EXERCISE DESCRIPTION >>
Show all lines from the listing below that contain "있습니다".

Saved entries
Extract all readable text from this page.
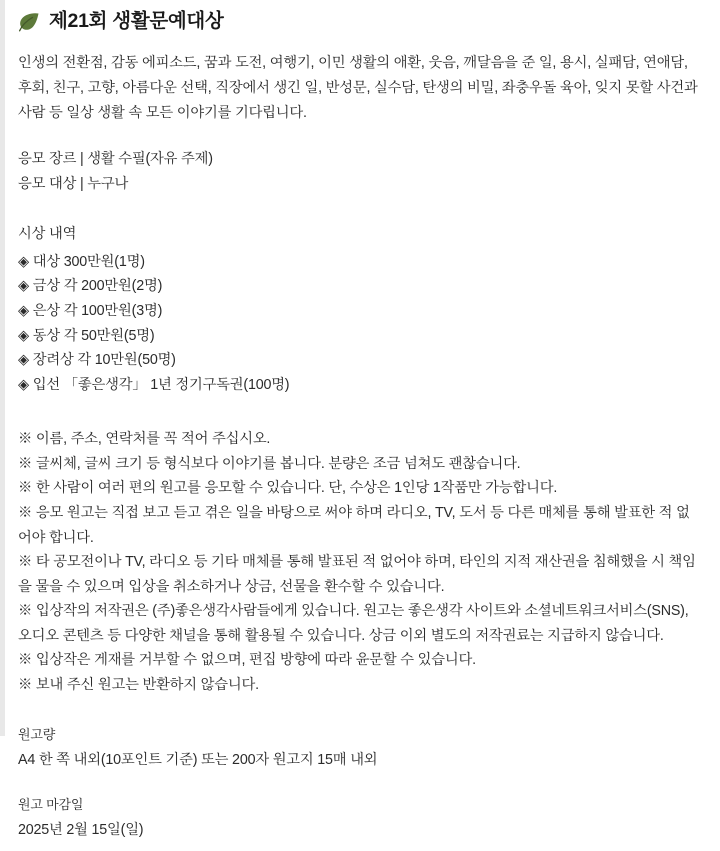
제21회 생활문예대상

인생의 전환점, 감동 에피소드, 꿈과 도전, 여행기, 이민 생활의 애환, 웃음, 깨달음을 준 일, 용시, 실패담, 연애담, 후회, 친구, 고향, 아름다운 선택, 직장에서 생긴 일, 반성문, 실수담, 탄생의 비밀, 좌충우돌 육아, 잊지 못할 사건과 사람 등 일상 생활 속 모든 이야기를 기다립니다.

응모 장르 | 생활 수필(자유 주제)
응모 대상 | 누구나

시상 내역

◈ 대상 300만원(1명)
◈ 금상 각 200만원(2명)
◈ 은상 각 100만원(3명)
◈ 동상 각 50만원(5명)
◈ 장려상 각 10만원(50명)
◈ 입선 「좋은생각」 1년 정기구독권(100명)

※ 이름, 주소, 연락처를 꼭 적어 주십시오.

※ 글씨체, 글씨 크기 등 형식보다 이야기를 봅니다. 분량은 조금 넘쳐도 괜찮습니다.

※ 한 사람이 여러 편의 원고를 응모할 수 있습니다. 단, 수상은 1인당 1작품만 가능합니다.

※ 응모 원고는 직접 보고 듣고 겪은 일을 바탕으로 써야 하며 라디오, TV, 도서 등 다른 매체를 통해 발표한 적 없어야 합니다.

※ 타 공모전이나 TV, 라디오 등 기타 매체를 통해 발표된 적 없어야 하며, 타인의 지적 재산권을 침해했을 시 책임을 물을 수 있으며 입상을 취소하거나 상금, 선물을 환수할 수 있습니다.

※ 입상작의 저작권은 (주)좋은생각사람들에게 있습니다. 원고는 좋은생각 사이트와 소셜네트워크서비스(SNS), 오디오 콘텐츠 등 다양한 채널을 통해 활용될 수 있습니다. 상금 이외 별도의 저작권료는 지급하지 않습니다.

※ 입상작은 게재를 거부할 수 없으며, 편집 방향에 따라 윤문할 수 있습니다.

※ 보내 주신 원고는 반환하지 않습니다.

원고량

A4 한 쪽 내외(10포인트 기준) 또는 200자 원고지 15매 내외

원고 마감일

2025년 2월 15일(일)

WORKED SOLUTION >>
※ 한 사람이 여러 편의 원고를 응모할 수 있습니다. 단, 수상은 1인당 1작품만 가능합니다.
※ 타 공모전이나 TV, 라디오 등 기타 매체를 통해 발표된 적 없어야 하며, 타인의 지적 재산권을 침해했을 시 책임을 물을 수 있으며 입상을 취소하거나 상금, 선물을 환수할 수 있습니다.
※ 입상작의 저작권은 (주)좋은생각사람들에게 있습니다. 원고는 좋은생각 사이트와 소셜네트워크서비스(SNS), 오디오 콘텐츠 등 다양한 채널을 통해 활용될 수 있습니다. 상금 이외 별도의 저작권료는 지급하지 않습니다.
※ 입상작은 게재를 거부할 수 없으며, 편집 방향에 따라 윤문할 수 있습니다.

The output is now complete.